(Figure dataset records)

** Begin **

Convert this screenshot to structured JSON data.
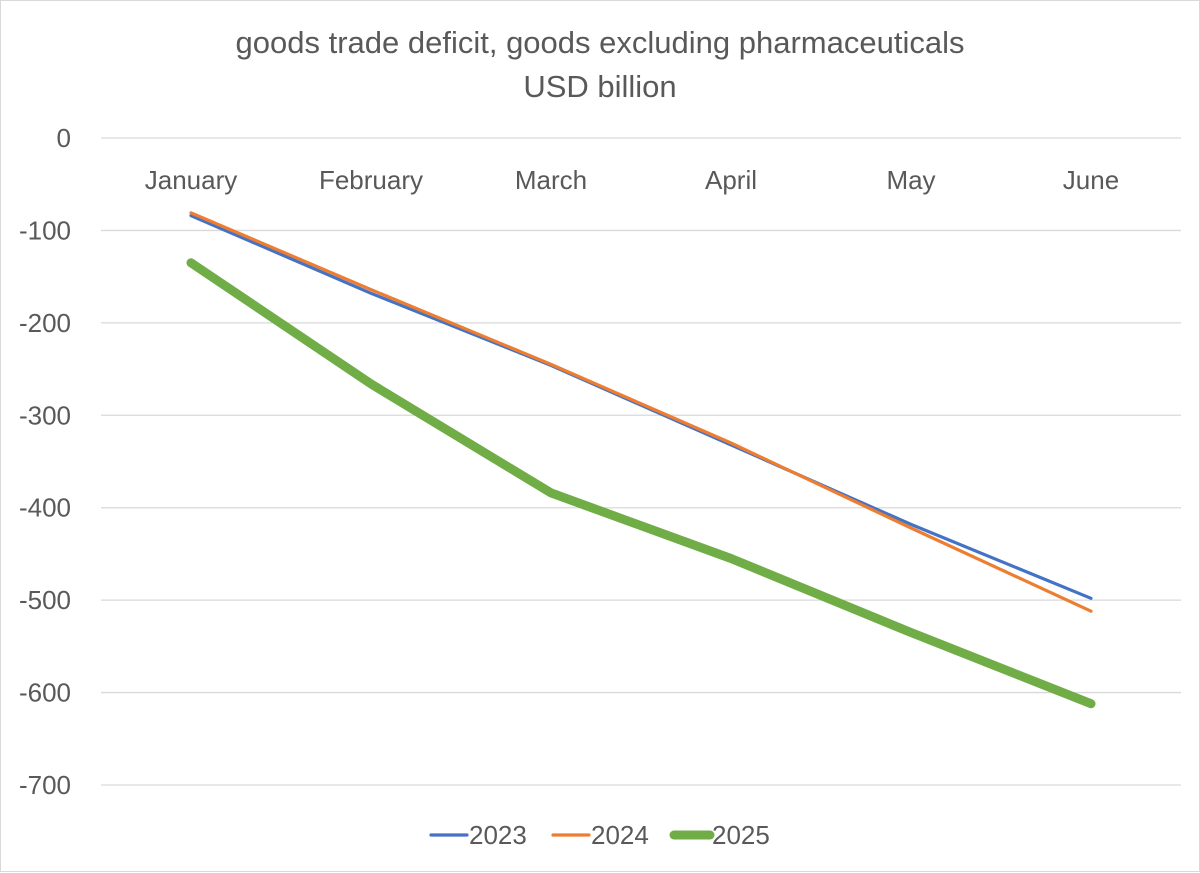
{
  "chart_data": {
    "type": "line",
    "title": "goods trade deficit, goods excluding pharmaceuticals",
    "subtitle": "USD billion",
    "xlabel": "",
    "ylabel": "",
    "categories": [
      "January",
      "February",
      "March",
      "April",
      "May",
      "June"
    ],
    "ylim": [
      -700,
      0
    ],
    "yticks": [
      0,
      -100,
      -200,
      -300,
      -400,
      -500,
      -600,
      -700
    ],
    "grid": true,
    "legend_position": "bottom",
    "series": [
      {
        "name": "2023",
        "color": "#4472c4",
        "values": [
          -84,
          -168,
          -246,
          -332,
          -418,
          -498
        ]
      },
      {
        "name": "2024",
        "color": "#ed7d31",
        "values": [
          -81,
          -164,
          -245,
          -330,
          -422,
          -512
        ]
      },
      {
        "name": "2025",
        "color": "#70ad47",
        "values": [
          -135,
          -266,
          -384,
          -455,
          -535,
          -612
        ]
      }
    ]
  }
}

** End **

What you need to do :: List all lines where "color" occurs.

Correct result ::
        "color": "#4472c4",
        "color": "#ed7d31",
        "color": "#70ad47",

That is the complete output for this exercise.